• WORK TO BE COMPLETED
Copy out every item below with each "elements" changed to "components" and nothing else altered, leaving out the pictures.

• ITEMS
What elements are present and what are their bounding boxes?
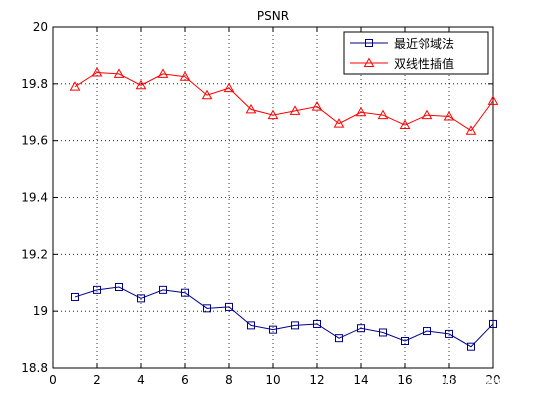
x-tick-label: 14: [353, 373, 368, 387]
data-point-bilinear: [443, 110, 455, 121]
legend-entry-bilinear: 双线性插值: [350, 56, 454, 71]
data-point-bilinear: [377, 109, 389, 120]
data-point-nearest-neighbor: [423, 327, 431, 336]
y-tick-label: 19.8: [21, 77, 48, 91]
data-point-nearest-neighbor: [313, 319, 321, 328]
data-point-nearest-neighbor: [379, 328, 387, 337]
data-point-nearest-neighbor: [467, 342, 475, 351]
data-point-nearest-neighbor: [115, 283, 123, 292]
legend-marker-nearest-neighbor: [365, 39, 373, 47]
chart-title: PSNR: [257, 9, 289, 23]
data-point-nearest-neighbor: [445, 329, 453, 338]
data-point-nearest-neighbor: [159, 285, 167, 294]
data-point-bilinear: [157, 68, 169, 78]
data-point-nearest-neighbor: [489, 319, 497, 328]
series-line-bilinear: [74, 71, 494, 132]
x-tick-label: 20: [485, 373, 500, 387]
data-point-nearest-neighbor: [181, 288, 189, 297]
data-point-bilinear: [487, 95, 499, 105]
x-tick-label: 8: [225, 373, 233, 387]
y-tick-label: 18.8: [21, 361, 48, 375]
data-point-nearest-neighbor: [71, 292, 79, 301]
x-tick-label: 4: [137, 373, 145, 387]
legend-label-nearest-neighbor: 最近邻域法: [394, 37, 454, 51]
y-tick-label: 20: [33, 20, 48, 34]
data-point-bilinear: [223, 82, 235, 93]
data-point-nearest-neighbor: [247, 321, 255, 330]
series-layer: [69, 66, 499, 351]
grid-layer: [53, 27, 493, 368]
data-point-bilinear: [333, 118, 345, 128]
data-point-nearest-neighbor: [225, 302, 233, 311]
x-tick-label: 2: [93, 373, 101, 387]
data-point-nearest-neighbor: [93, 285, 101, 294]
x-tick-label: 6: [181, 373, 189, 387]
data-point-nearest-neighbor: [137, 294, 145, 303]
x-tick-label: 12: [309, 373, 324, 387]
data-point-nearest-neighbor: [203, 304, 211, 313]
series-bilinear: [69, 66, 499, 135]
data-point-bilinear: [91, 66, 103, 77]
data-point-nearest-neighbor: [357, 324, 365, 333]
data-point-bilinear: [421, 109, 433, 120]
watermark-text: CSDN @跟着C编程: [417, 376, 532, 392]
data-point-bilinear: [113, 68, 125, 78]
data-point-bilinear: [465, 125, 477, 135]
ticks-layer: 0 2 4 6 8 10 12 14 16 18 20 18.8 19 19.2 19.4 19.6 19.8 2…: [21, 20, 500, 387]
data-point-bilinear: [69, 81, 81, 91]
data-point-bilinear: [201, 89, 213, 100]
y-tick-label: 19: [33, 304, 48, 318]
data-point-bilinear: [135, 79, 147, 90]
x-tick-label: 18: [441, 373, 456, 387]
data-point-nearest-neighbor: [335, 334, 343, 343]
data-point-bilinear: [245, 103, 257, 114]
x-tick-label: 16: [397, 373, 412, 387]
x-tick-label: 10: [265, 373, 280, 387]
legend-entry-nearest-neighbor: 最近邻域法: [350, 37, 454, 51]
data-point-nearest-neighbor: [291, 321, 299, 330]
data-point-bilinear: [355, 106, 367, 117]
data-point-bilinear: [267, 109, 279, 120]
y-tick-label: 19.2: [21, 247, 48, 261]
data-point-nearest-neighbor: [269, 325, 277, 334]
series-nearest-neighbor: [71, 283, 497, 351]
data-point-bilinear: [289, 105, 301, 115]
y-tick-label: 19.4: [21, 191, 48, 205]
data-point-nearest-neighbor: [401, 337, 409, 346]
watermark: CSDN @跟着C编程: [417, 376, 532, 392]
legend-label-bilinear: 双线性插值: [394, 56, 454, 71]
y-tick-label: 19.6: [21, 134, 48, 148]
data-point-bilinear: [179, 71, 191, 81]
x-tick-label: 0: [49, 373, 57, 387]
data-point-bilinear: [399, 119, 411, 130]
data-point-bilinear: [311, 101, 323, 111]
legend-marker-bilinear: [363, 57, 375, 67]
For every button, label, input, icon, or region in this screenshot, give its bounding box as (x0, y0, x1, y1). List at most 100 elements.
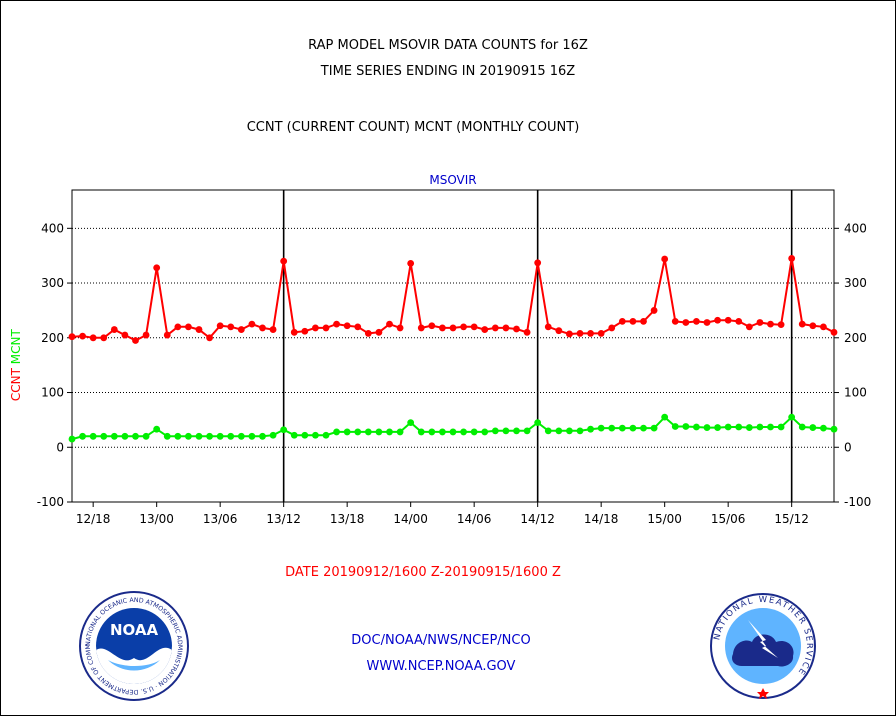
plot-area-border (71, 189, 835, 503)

• SOLUTION BELOW
What components are present and what are their bounding boxes?
x-tick-label: 14: [353, 373, 368, 387]
data-point-bilinear: [443, 110, 455, 121]
legend-entry-bilinear: 双线性插值: [350, 56, 454, 71]
data-point-bilinear: [377, 109, 389, 120]
data-point-nearest-neighbor: [423, 327, 431, 336]
y-tick-label: 19.8: [21, 77, 48, 91]
data-point-nearest-neighbor: [313, 319, 321, 328]
data-point-nearest-neighbor: [379, 328, 387, 337]
data-point-nearest-neighbor: [467, 342, 475, 351]
data-point-nearest-neighbor: [115, 283, 123, 292]
legend-marker-nearest-neighbor: [365, 39, 373, 47]
chart-title: PSNR: [257, 9, 289, 23]
data-point-nearest-neighbor: [445, 329, 453, 338]
data-point-nearest-neighbor: [159, 285, 167, 294]
data-point-bilinear: [157, 68, 169, 78]
data-point-nearest-neighbor: [489, 319, 497, 328]
series-line-bilinear: [74, 71, 494, 132]
x-tick-label: 20: [485, 373, 500, 387]
data-point-nearest-neighbor: [181, 288, 189, 297]
data-point-bilinear: [487, 95, 499, 105]
x-tick-label: 8: [225, 373, 233, 387]
y-tick-label: 18.8: [21, 361, 48, 375]
data-point-nearest-neighbor: [71, 292, 79, 301]
x-tick-label: 4: [137, 373, 145, 387]
legend-label-nearest-neighbor: 最近邻域法: [394, 37, 454, 51]
y-tick-label: 20: [33, 20, 48, 34]
data-point-bilinear: [223, 82, 235, 93]
data-point-nearest-neighbor: [247, 321, 255, 330]
series-layer: [69, 66, 499, 351]
grid-layer: [53, 27, 493, 368]
data-point-bilinear: [333, 118, 345, 128]
data-point-nearest-neighbor: [225, 302, 233, 311]
x-tick-label: 2: [93, 373, 101, 387]
data-point-nearest-neighbor: [93, 285, 101, 294]
x-tick-label: 6: [181, 373, 189, 387]
data-point-nearest-neighbor: [137, 294, 145, 303]
x-tick-label: 12: [309, 373, 324, 387]
data-point-nearest-neighbor: [203, 304, 211, 313]
series-bilinear: [69, 66, 499, 135]
data-point-bilinear: [91, 66, 103, 77]
data-point-nearest-neighbor: [357, 324, 365, 333]
data-point-bilinear: [421, 109, 433, 120]
watermark-text: CSDN @跟着C编程: [417, 376, 532, 392]
data-point-bilinear: [113, 68, 125, 78]
data-point-bilinear: [465, 125, 477, 135]
ticks-layer: 0 2 4 6 8 10 12 14 16 18 20 18.8 19 19.2 19.4 19.6 19.8 2…: [21, 20, 500, 387]
data-point-bilinear: [69, 81, 81, 91]
data-point-bilinear: [201, 89, 213, 100]
y-tick-label: 19: [33, 304, 48, 318]
data-point-bilinear: [135, 79, 147, 90]
x-tick-label: 18: [441, 373, 456, 387]
data-point-nearest-neighbor: [335, 334, 343, 343]
data-point-bilinear: [245, 103, 257, 114]
x-tick-label: 16: [397, 373, 412, 387]
x-tick-label: 10: [265, 373, 280, 387]
legend-entry-nearest-neighbor: 最近邻域法: [350, 37, 454, 51]
data-point-nearest-neighbor: [291, 321, 299, 330]
data-point-bilinear: [355, 106, 367, 117]
data-point-bilinear: [267, 109, 279, 120]
y-tick-label: 19.2: [21, 247, 48, 261]
data-point-nearest-neighbor: [269, 325, 277, 334]
series-nearest-neighbor: [71, 283, 497, 351]
data-point-bilinear: [289, 105, 301, 115]
y-tick-label: 19.4: [21, 191, 48, 205]
data-point-nearest-neighbor: [401, 337, 409, 346]
watermark: CSDN @跟着C编程: [417, 376, 532, 392]
legend-label-bilinear: 双线性插值: [394, 56, 454, 71]
y-tick-label: 19.6: [21, 134, 48, 148]
data-point-bilinear: [179, 71, 191, 81]
x-tick-label: 0: [49, 373, 57, 387]
data-point-bilinear: [399, 119, 411, 130]
data-point-bilinear: [311, 101, 323, 111]
legend-marker-bilinear: [363, 57, 375, 67]
For every button, label, input, icon, or region in this screenshot, give its bounding box as (x0, y0, x1, y1). List at most 100 components.
plot-area-border (71, 189, 835, 503)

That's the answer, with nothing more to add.